▶ Work required: Reproduce the lines of the material exactly, excluding every image.
======== Records ========
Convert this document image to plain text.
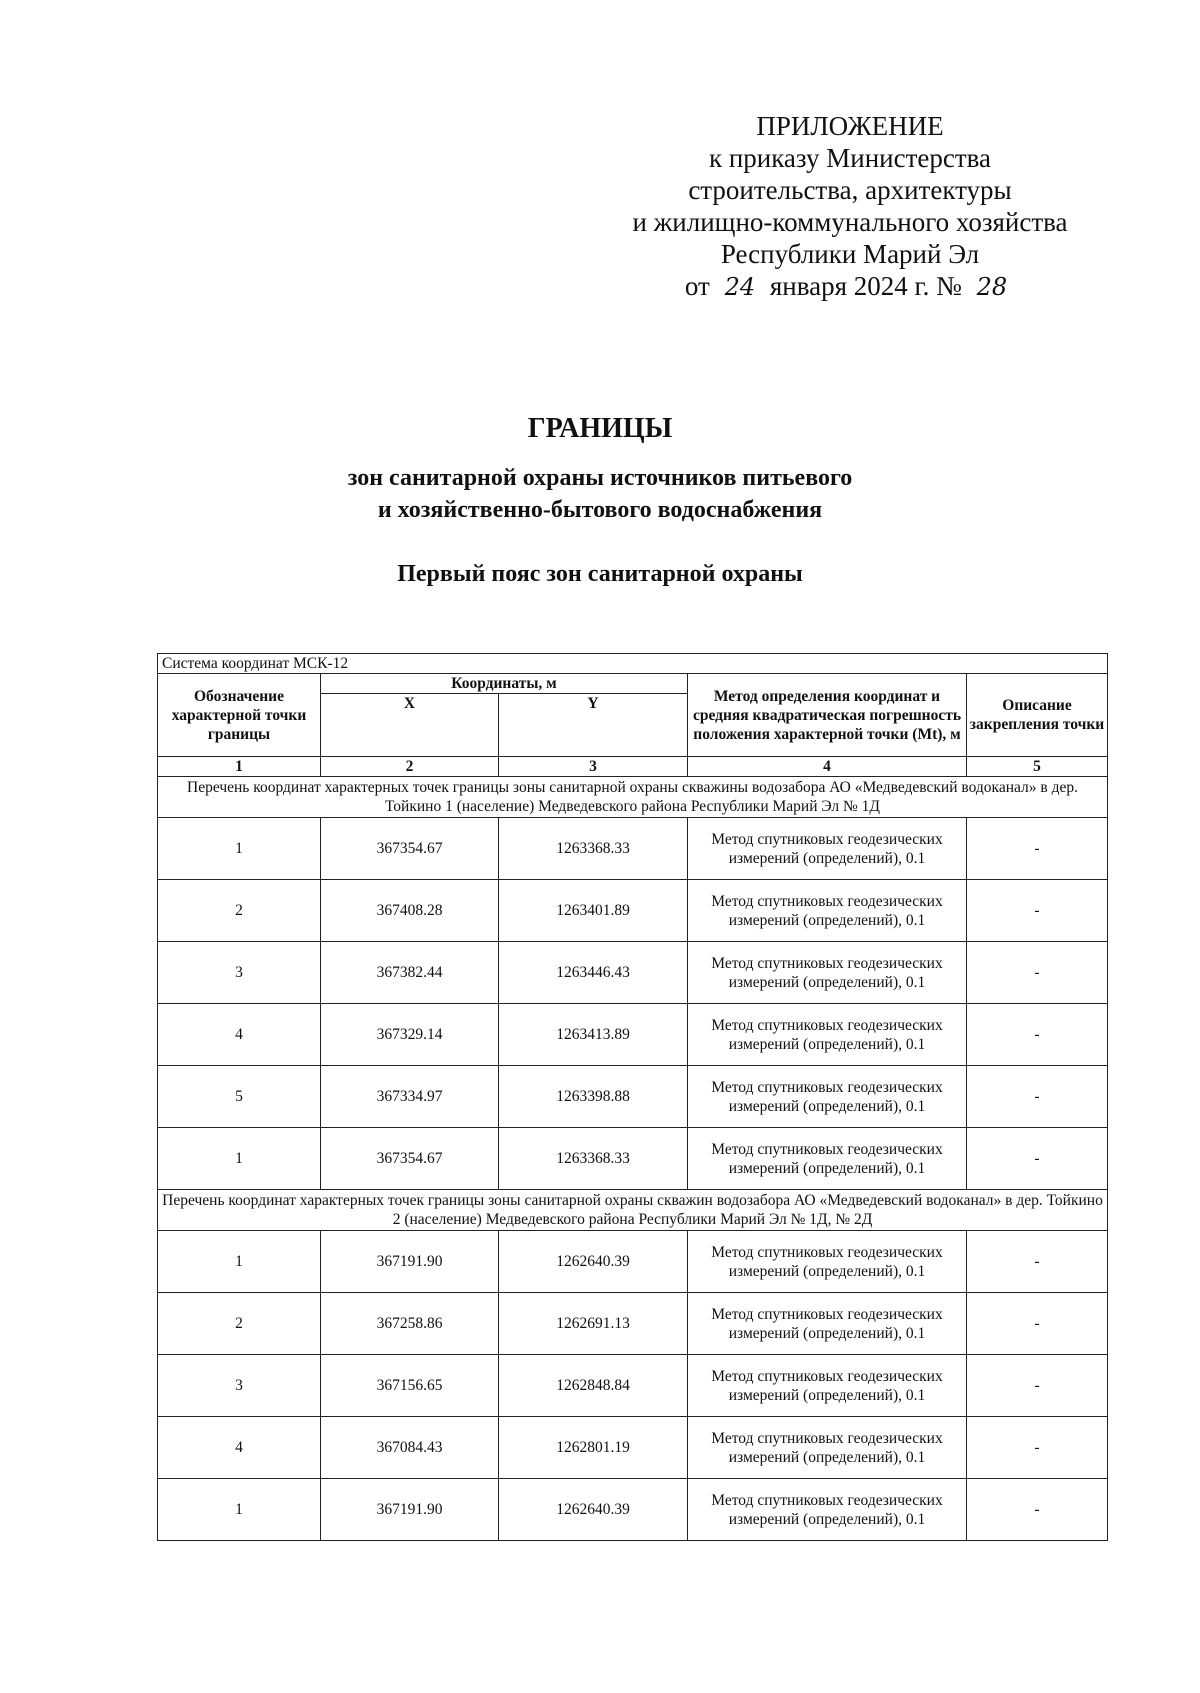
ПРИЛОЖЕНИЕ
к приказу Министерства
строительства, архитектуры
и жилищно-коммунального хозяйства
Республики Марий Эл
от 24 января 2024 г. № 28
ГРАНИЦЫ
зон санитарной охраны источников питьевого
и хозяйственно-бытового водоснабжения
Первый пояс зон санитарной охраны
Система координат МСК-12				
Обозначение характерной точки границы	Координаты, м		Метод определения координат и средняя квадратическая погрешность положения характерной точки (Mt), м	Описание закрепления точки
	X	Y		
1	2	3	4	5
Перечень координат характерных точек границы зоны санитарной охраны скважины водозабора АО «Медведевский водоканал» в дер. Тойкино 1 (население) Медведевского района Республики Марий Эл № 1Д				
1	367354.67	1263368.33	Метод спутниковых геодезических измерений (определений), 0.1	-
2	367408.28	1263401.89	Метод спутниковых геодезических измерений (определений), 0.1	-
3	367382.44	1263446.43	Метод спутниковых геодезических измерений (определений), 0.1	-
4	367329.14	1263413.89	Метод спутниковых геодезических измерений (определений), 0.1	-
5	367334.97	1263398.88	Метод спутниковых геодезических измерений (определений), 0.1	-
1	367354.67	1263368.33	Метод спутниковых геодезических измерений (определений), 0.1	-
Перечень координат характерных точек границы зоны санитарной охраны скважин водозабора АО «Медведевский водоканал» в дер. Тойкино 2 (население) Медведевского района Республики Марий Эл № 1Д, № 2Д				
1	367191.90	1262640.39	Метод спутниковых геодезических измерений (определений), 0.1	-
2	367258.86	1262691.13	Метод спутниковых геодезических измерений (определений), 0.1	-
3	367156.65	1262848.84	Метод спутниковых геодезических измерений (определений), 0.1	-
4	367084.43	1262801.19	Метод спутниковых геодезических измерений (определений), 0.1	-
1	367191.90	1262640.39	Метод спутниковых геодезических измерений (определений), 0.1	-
========
▶ Solution below:
Convert this document image to plain text.
ПРИЛОЖЕНИЕ
к приказу Министерства
строительства, архитектуры
и жилищно-коммунального хозяйства
Республики Марий Эл
от 24 января 2024 г. № 28
ГРАНИЦЫ
зон санитарной охраны источников питьевого
и хозяйственно-бытового водоснабжения
Первый пояс зон санитарной охраны
Система координат МСК-12				
Обозначение характерной точки границы	Координаты, м		Метод определения координат и средняя квадратическая погрешность положения характерной точки (Mt), м	Описание закрепления точки
	X	Y		
1	2	3	4	5
Перечень координат характерных точек границы зоны санитарной охраны скважины водозабора АО «Медведевский водоканал» в дер. Тойкино 1 (население) Медведевского района Республики Марий Эл № 1Д				
1	367354.67	1263368.33	Метод спутниковых геодезических измерений (определений), 0.1	-
2	367408.28	1263401.89	Метод спутниковых геодезических измерений (определений), 0.1	-
3	367382.44	1263446.43	Метод спутниковых геодезических измерений (определений), 0.1	-
4	367329.14	1263413.89	Метод спутниковых геодезических измерений (определений), 0.1	-
5	367334.97	1263398.88	Метод спутниковых геодезических измерений (определений), 0.1	-
1	367354.67	1263368.33	Метод спутниковых геодезических измерений (определений), 0.1	-
Перечень координат характерных точек границы зоны санитарной охраны скважин водозабора АО «Медведевский водоканал» в дер. Тойкино 2 (население) Медведевского района Республики Марий Эл № 1Д, № 2Д				
1	367191.90	1262640.39	Метод спутниковых геодезических измерений (определений), 0.1	-
2	367258.86	1262691.13	Метод спутниковых геодезических измерений (определений), 0.1	-
3	367156.65	1262848.84	Метод спутниковых геодезических измерений (определений), 0.1	-
4	367084.43	1262801.19	Метод спутниковых геодезических измерений (определений), 0.1	-
1	367191.90	1262640.39	Метод спутниковых геодезических измерений (определений), 0.1	-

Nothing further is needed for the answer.